* begin Source records *
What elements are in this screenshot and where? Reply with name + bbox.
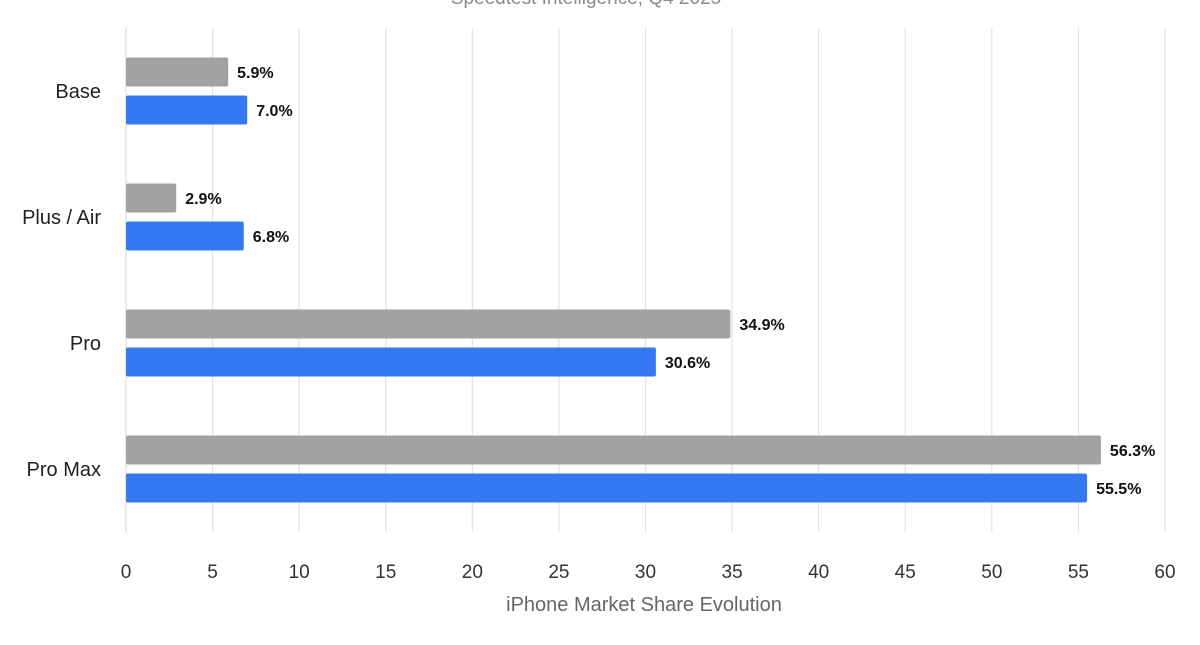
x-tick-label: 50 — [981, 562, 1002, 583]
x-tick-label: 40 — [808, 562, 829, 583]
data-labels: 5.9% 7.0% 2.9% 6.8% 34.9% 30.6% 56.3% 55.5% — [185, 65, 1155, 498]
category-label: Plus / Air — [22, 207, 101, 229]
bar — [126, 57, 229, 87]
bar — [126, 473, 1088, 503]
x-tick-label: 60 — [1154, 562, 1175, 583]
data-label: 5.9% — [237, 65, 273, 82]
bar — [126, 435, 1101, 465]
bar — [126, 347, 656, 377]
x-tick-label: 0 — [121, 562, 132, 583]
x-tick-label: 45 — [895, 562, 916, 583]
category-label: Pro — [70, 333, 101, 355]
x-tick-label: 5 — [207, 562, 218, 583]
category-labels: Base Plus / Air Pro Pro Max — [22, 81, 101, 481]
x-tick-label: 35 — [722, 562, 743, 583]
data-label: 2.9% — [185, 191, 221, 208]
bar — [126, 309, 731, 339]
x-tick-label: 10 — [289, 562, 310, 583]
x-axis-title: iPhone Market Share Evolution — [506, 594, 782, 616]
x-tick-labels: 0 5 10 15 20 25 30 35 40 45 50 55 60 — [121, 562, 1176, 583]
bar — [126, 183, 177, 213]
x-tick-label: 20 — [462, 562, 483, 583]
data-label: 30.6% — [665, 355, 710, 372]
x-tick-label: 55 — [1068, 562, 1089, 583]
x-tick-label: 15 — [375, 562, 396, 583]
category-label: Pro Max — [27, 459, 101, 481]
data-label: 55.5% — [1096, 481, 1141, 498]
bars — [126, 57, 1101, 503]
bar — [126, 221, 244, 251]
data-label: 6.8% — [253, 229, 289, 246]
data-label: 7.0% — [256, 103, 292, 120]
category-label: Base — [55, 81, 101, 103]
x-tick-label: 30 — [635, 562, 656, 583]
x-tick-label: 25 — [548, 562, 569, 583]
bar — [126, 95, 248, 125]
data-label: 34.9% — [739, 317, 784, 334]
data-label: 56.3% — [1110, 443, 1155, 460]
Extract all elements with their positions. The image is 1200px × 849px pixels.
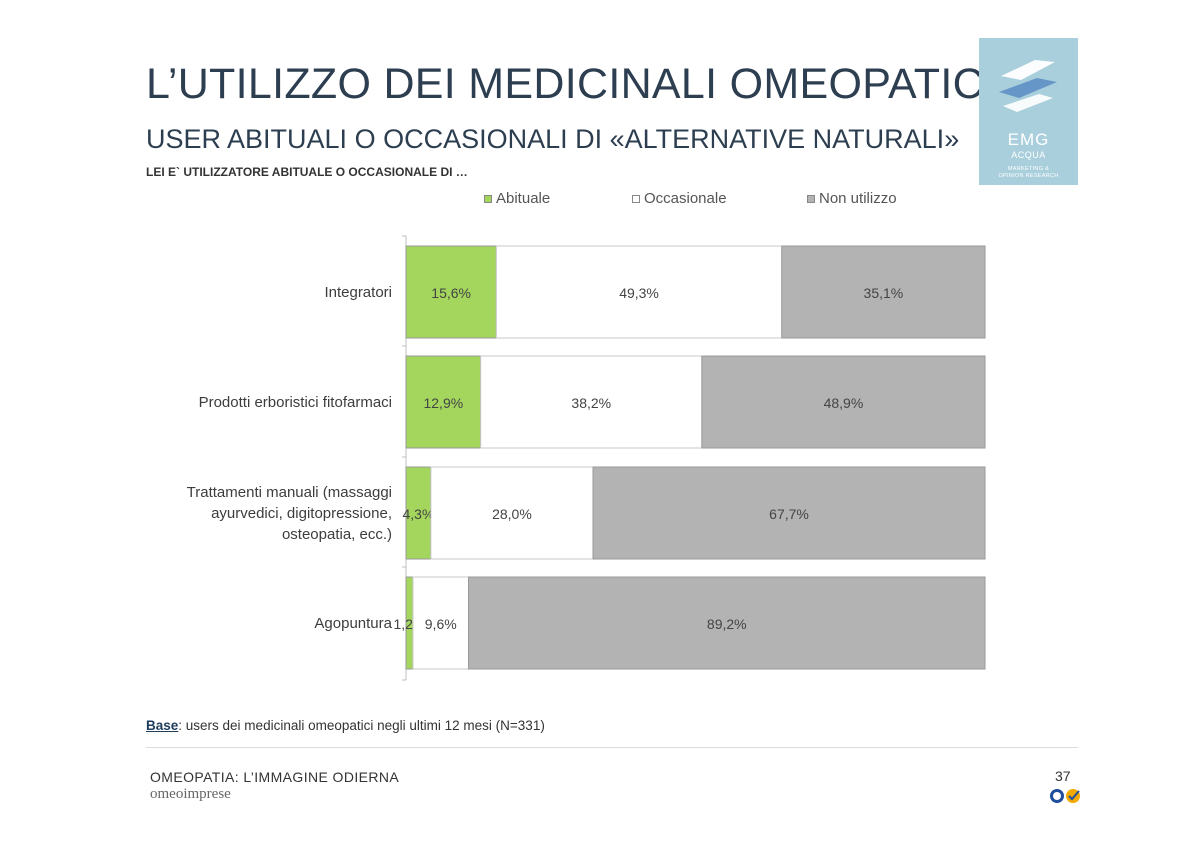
footer-brand: omeoimprese: [150, 786, 231, 802]
bar-non-utilizzo-4: [468, 576, 986, 670]
base-note-label: Base: [146, 718, 179, 733]
survey-question: LEI E` UTILIZZATORE ABITUALE O OCCASIONA…: [146, 165, 468, 179]
base-note-text: : users dei medicinali omeopatici negli …: [178, 718, 545, 733]
data-label: 48,9%: [824, 395, 864, 411]
footer-divider: [146, 747, 1078, 748]
legend-item-non-utilizzo: Non utilizzo: [807, 190, 897, 207]
data-label: 38,2%: [571, 395, 611, 411]
page-number: 37: [1055, 768, 1071, 784]
data-label: 49,3%: [619, 285, 659, 301]
category-label: ayurvedici, digitopressione,: [211, 505, 392, 522]
logo-tagline-line-1: MARKETING &: [1007, 166, 1050, 172]
logo-tagline: MARKETING & OPINION RESEARCH: [983, 166, 1074, 180]
data-label: 67,7%: [769, 506, 809, 522]
page-title: L’UTILIZZO DEI MEDICINALI OMEOPATICI: [146, 60, 997, 108]
footer-title: OMEOPATIA: L’IMMAGINE ODIERNA: [150, 769, 400, 785]
emg-logo: EMG ACQUA MARKETING & OPINION RESEARCH: [979, 38, 1078, 185]
bar-occasionale-2: [480, 355, 703, 449]
legend-swatch-non-utilizzo: [807, 194, 815, 203]
legend-item-abituale: Abituale: [484, 190, 550, 207]
data-label: 89,2%: [707, 616, 747, 632]
bar-non-utilizzo-3: [592, 466, 986, 560]
page-subtitle: USER ABITUALI O OCCASIONALI DI «ALTERNAT…: [146, 124, 960, 154]
data-label: 4,3%: [402, 506, 434, 522]
category-label: Trattamenti manuali (massaggi: [187, 484, 392, 501]
data-label: 9,6%: [425, 616, 457, 632]
bar-occasionale-4: [412, 576, 470, 670]
bar-abituale-1: [405, 245, 497, 339]
data-label: 12,9%: [423, 395, 463, 411]
legend-label-occasionale: Occasionale: [644, 190, 727, 207]
data-label: 15,6%: [431, 285, 471, 301]
data-label: 35,1%: [864, 285, 904, 301]
bar-non-utilizzo-2: [701, 355, 986, 449]
bar-abituale-3: [405, 466, 432, 560]
logo-tagline-line-2: OPINION RESEARCH: [998, 173, 1059, 179]
legend-label-abituale: Abituale: [496, 190, 551, 207]
legend-swatch-occasionale: [632, 194, 640, 203]
legend-swatch-abituale: [484, 194, 492, 203]
logo-sub: ACQUA: [1011, 150, 1046, 160]
emg-logo-icon: [999, 60, 1057, 112]
certification-badges-icon: [1050, 789, 1080, 803]
bar-non-utilizzo-1: [781, 245, 986, 339]
legend-item-occasionale: Occasionale: [632, 190, 727, 207]
bar-abituale-2: [405, 355, 482, 449]
data-label: 28,0%: [492, 506, 532, 522]
category-label: Integratori: [324, 284, 392, 301]
bar-occasionale-3: [430, 466, 594, 560]
bar-occasionale-1: [495, 245, 783, 339]
category-label: osteopatia, ecc.): [282, 526, 392, 543]
stacked-bar-chart: 15,6% 49,3% 35,1% Integratori 12,9% 38,2% 48,9…: [187, 235, 986, 681]
legend-label-non-utilizzo: Non utilizzo: [819, 190, 897, 207]
logo-brand: EMG: [1007, 130, 1050, 149]
category-label: Prodotti erboristici fitofarmaci: [199, 394, 392, 411]
base-note: Base: users dei medicinali omeopatici ne…: [146, 718, 545, 733]
category-label: Agopuntura: [314, 615, 392, 632]
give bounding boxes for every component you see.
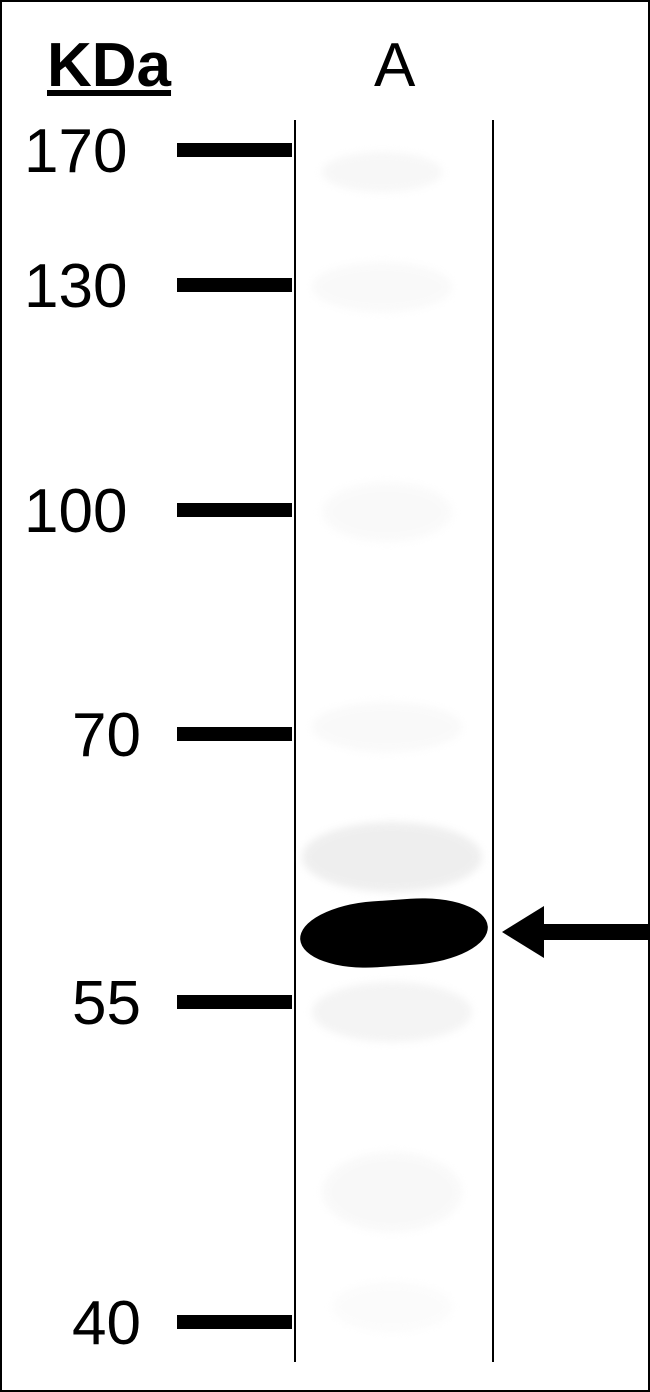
marker-tick-55 <box>177 995 292 1009</box>
marker-tick-40 <box>177 1315 292 1329</box>
lane-smudge <box>302 822 482 892</box>
band-arrow-head <box>502 906 544 958</box>
kda-axis-label: KDa <box>47 30 171 101</box>
marker-tick-170 <box>177 143 292 157</box>
marker-tick-70 <box>177 727 292 741</box>
marker-label-170: 170 <box>24 116 127 187</box>
lane-border-right <box>492 120 494 1362</box>
lane-smudge <box>322 1152 462 1232</box>
band-arrow-shaft <box>544 924 650 940</box>
lane-border-left <box>294 120 296 1362</box>
lane-smudge <box>312 982 472 1042</box>
marker-label-130: 130 <box>24 251 127 322</box>
marker-tick-130 <box>177 278 292 292</box>
marker-tick-100 <box>177 503 292 517</box>
marker-label-40: 40 <box>72 1288 141 1359</box>
lane-smudge <box>312 702 462 752</box>
marker-label-70: 70 <box>72 700 141 771</box>
lane-smudge <box>332 1282 452 1332</box>
marker-label-55: 55 <box>72 968 141 1039</box>
lane-smudge <box>322 482 452 542</box>
lane-a-label: A <box>374 30 415 101</box>
lane-smudge <box>312 262 452 312</box>
blot-figure: KDa A 170 130 100 70 55 40 <box>0 0 650 1392</box>
marker-label-100: 100 <box>24 476 127 547</box>
lane-smudge <box>322 152 442 192</box>
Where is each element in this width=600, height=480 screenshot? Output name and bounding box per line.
* end Source records *
Problem description –
Give the lines above as a JSON list of strings, one string per line, and leave out any blank lines. Omit the pictures from the list.

Complete answer –
[
  "What elements are in this screenshot and where? Reply with name + bbox.",
  "x-tick-label: 50 — [981, 562, 1002, 583]",
  "x-tick-label: 40 — [808, 562, 829, 583]",
  "data-labels: 5.9% 7.0% 2.9% 6.8% 34.9% 30.6% 56.3% 55.5% — [185, 65, 1155, 498]",
  "category-label: Plus / Air — [22, 207, 101, 229]",
  "bar — [126, 57, 229, 87]",
  "bar — [126, 473, 1088, 503]",
  "x-tick-label: 60 — [1154, 562, 1175, 583]",
  "data-label: 5.9% — [237, 65, 273, 82]",
  "bar — [126, 435, 1101, 465]",
  "bar — [126, 347, 656, 377]",
  "x-tick-label: 0 — [121, 562, 132, 583]",
  "x-tick-label: 45 — [895, 562, 916, 583]",
  "category-label: Pro — [70, 333, 101, 355]",
  "x-tick-label: 5 — [207, 562, 218, 583]",
  "category-labels: Base Plus / Air Pro Pro Max — [22, 81, 101, 481]",
  "x-tick-label: 35 — [722, 562, 743, 583]",
  "data-label: 2.9% — [185, 191, 221, 208]",
  "bar — [126, 309, 731, 339]",
  "x-tick-label: 10 — [289, 562, 310, 583]",
  "x-axis-title: iPhone Market Share Evolution — [506, 594, 782, 616]",
  "x-tick-labels: 0 5 10 15 20 25 30 35 40 45 50 55 60 — [121, 562, 1176, 583]",
  "bar — [126, 183, 177, 213]",
  "x-tick-label: 20 — [462, 562, 483, 583]",
  "data-label: 30.6% — [665, 355, 710, 372]",
  "x-tick-label: 55 — [1068, 562, 1089, 583]",
  "x-tick-label: 15 — [375, 562, 396, 583]",
  "category-label: Pro Max — [27, 459, 101, 481]",
  "data-label: 55.5% — [1096, 481, 1141, 498]",
  "bars — [126, 57, 1101, 503]",
  "bar — [126, 221, 244, 251]",
  "data-label: 6.8% — [253, 229, 289, 246]",
  "data-label: 7.0% — [256, 103, 292, 120]",
  "category-label: Base — [55, 81, 101, 103]",
  "x-tick-label: 30 — [635, 562, 656, 583]",
  "x-tick-label: 25 — [548, 562, 569, 583]",
  "bar — [126, 95, 248, 125]",
  "data-label: 34.9% — [739, 317, 784, 334]",
  "data-label: 56.3% — [1110, 443, 1155, 460]",
  "Extract all elements with their positions. The image is 1200px × 849px pixels.",
  "footer-brand: omeoimprese: [150, 786, 231, 802]",
  "bar-non-utilizzo-4: [468, 576, 986, 670]",
  "base-note-label: Base: [146, 718, 179, 733]",
  "survey-question: LEI E` UTILIZZATORE ABITUALE O OCCASIONA…: [146, 165, 468, 179]",
  "base-note-text: : users dei medicinali omeopatici negli …: [178, 718, 545, 733]",
  "data-label: 48,9%: [824, 395, 864, 411]",
  "footer-divider: [146, 747, 1078, 748]",
  "legend-item-non-utilizzo: Non utilizzo: [807, 190, 897, 207]",
  "data-label: 38,2%: [571, 395, 611, 411]",
  "page-number: 37: [1055, 768, 1071, 784]",
  "data-label: 49,3%: [619, 285, 659, 301]",
  "category-label: ayurvedici, digitopressione,: [211, 505, 392, 522]",
  "logo-tagline-line-1: MARKETING &: [1007, 166, 1050, 172]",
  "logo-tagline: MARKETING & OPINION RESEARCH: [983, 166, 1074, 180]",
  "data-label: 67,7%: [769, 506, 809, 522]",
  "page-title: L’UTILIZZO DEI MEDICINALI OMEOPATICI: [146, 60, 997, 108]",
  "footer-title: OMEOPATIA: L’IMMAGINE ODIERNA: [150, 769, 400, 785]",
  "emg-logo: EMG ACQUA MARKETING & OPINION RESEARCH: [979, 38, 1078, 185]",
  "bar-occasionale-2: [480, 355, 703, 449]",
  "legend-swatch-non-utilizzo: [807, 194, 815, 203]",
  "legend-item-abituale: Abituale: [484, 190, 550, 207]",
  "data-label: 89,2%: [707, 616, 747, 632]",
  "bar-non-utilizzo-3: [592, 466, 986, 560]",
  "page-subtitle: USER ABITUALI O OCCASIONALI DI «ALTERNAT…: [146, 124, 960, 154]",
  "data-label: 4,3%: [402, 506, 434, 522]",
  "category-label: Trattamenti manuali (massaggi: [187, 484, 392, 501]",
  "data-label: 9,6%: [425, 616, 457, 632]",
  "bar-occasionale-4: [412, 576, 470, 670]",
  "bar-abituale-1: [405, 245, 497, 339]",
  "data-label: 12,9%: [423, 395, 463, 411]",
  "legend-label-occasionale: Occasionale: [644, 190, 727, 207]",
  "data-label: 15,6%: [431, 285, 471, 301]",
  "data-label: 35,1%: [864, 285, 904, 301]",
  "bar-non-utilizzo-2: [701, 355, 986, 449]",
  "bar-abituale-3: [405, 466, 432, 560]",
  "logo-tagline-line-2: OPINION RESEARCH: [998, 173, 1059, 179]",
  "legend-label-abituale: Abituale: [496, 190, 551, 207]",
  "legend-swatch-occasionale: [632, 194, 640, 203]",
  "legend-swatch-abituale: [484, 194, 492, 203]",
  "logo-sub: ACQUA: [1011, 150, 1046, 160]",
  "emg-logo-icon: [999, 60, 1057, 112]",
  "certification-badges-icon: [1050, 789, 1080, 803]",
  "bar-non-utilizzo-1: [781, 245, 986, 339]",
  "legend-item-occasionale: Occasionale: [632, 190, 727, 207]",
  "bar-abituale-2: [405, 355, 482, 449]",
  "data-label: 28,0%: [492, 506, 532, 522]",
  "category-label: Integratori: [324, 284, 392, 301]",
  "bar-occasionale-3: [430, 466, 594, 560]",
  "bar-occasionale-1: [495, 245, 783, 339]",
  "category-label: osteopatia, ecc.): [282, 526, 392, 543]",
  "stacked-bar-chart: 15,6% 49,3% 35,1% Integratori 12,9% 38,2% 48,9…: [187, 235, 986, 681]",
  "legend-label-non-utilizzo: Non utilizzo: [819, 190, 897, 207]",
  "logo-brand: EMG: [1007, 130, 1050, 149]",
  "category-label: Prodotti erboristici fitofarmaci: [199, 394, 392, 411]",
  "base-note: Base: users dei medicinali omeopatici ne…: [146, 718, 545, 733]",
  "category-label: Agopuntura: [314, 615, 392, 632]",
  "give bounding boxes for every component you see.",
  "marker-tick-55 <box>177 995 292 1009</box>",
  "marker-tick-40 <box>177 1315 292 1329</box>",
  "lane-smudge <box>302 822 482 892</box>",
  "band-arrow-head <box>502 906 544 958</box>",
  "kda-axis-label: KDa <box>47 30 171 101</box>",
  "marker-tick-170 <box>177 143 292 157</box>",
  "marker-tick-70 <box>177 727 292 741</box>",
  "marker-label-170: 170 <box>24 116 127 187</box>",
  "lane-border-right <box>492 120 494 1362</box>",
  "lane-smudge <box>322 1152 462 1232</box>",
  "band-arrow-shaft <box>544 924 650 940</box>",
  "lane-border-left <box>294 120 296 1362</box>",
  "lane-smudge <box>312 982 472 1042</box>",
  "marker-label-130: 130 <box>24 251 127 322</box>",
  "marker-tick-130 <box>177 278 292 292</box>",
  "marker-tick-100 <box>177 503 292 517</box>",
  "marker-label-40: 40 <box>72 1288 141 1359</box>",
  "lane-smudge <box>312 702 462 752</box>",
  "marker-label-70: 70 <box>72 700 141 771</box>",
  "lane-smudge <box>332 1282 452 1332</box>",
  "marker-label-55: 55 <box>72 968 141 1039</box>",
  "lane-smudge <box>322 482 452 542</box>",
  "lane-a-label: A <box>374 30 415 101</box>",
  "lane-smudge <box>312 262 452 312</box>",
  "blot-figure: KDa A 170 130 100 70 55 40 <box>0 0 650 1392</box>",
  "marker-label-100: 100 <box>24 476 127 547</box>",
  "lane-smudge <box>322 152 442 192</box>",
  "Where is each element in this width=600, height=480 screenshot? Output name and bounding box per line."
]